• **Written task**: Using the records provided below, locate and copy each line that contains the word "label".

• **Records for the exercise**:
◆ ◆ ◆ ◆ ◆ ◆ ◆
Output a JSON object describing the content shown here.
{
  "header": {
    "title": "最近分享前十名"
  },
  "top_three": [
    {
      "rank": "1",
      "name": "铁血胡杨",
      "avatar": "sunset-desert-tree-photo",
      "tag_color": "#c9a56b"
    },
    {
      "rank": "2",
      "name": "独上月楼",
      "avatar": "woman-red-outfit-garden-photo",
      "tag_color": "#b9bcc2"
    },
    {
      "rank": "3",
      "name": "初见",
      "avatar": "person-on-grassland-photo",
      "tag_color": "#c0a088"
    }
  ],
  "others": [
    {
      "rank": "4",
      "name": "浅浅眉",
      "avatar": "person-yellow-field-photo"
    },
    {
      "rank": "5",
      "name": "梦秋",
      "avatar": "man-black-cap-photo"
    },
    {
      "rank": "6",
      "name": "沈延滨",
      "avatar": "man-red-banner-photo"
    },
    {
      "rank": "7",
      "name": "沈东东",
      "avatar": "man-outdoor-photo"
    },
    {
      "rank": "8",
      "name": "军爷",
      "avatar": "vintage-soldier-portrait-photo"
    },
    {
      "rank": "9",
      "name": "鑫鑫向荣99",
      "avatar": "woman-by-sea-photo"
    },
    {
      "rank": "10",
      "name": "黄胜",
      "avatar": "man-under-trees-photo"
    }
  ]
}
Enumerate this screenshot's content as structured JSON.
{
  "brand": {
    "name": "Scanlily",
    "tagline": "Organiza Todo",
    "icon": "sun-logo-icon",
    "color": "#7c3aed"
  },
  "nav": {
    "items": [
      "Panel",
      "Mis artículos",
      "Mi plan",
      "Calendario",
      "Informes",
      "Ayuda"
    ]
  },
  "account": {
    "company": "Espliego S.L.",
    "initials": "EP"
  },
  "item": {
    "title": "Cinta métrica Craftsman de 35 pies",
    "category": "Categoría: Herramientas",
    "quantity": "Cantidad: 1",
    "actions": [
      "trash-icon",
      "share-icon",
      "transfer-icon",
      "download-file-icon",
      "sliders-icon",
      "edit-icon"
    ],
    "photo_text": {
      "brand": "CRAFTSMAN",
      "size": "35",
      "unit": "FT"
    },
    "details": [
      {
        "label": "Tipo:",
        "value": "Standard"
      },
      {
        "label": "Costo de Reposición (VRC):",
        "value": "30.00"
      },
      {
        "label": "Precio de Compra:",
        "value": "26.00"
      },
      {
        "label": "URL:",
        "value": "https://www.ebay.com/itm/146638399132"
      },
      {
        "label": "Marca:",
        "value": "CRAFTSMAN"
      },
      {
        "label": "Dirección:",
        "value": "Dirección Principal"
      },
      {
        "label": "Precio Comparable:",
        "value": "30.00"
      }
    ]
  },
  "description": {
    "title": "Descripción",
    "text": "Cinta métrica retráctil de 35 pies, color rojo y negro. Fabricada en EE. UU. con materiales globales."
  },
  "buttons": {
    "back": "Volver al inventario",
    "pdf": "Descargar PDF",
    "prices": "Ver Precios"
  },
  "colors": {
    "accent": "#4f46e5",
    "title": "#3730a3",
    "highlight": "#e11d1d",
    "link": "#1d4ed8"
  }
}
◆ ◆ ◆ ◆ ◆ ◆ ◆
• **Expected output**:
        "label": "Tipo:",
        "label": "Costo de Reposición (VRC):",
        "label": "Precio de Compra:",
        "label": "URL:",
        "label": "Marca:",
        "label": "Dirección:",
        "label": "Precio Comparable:",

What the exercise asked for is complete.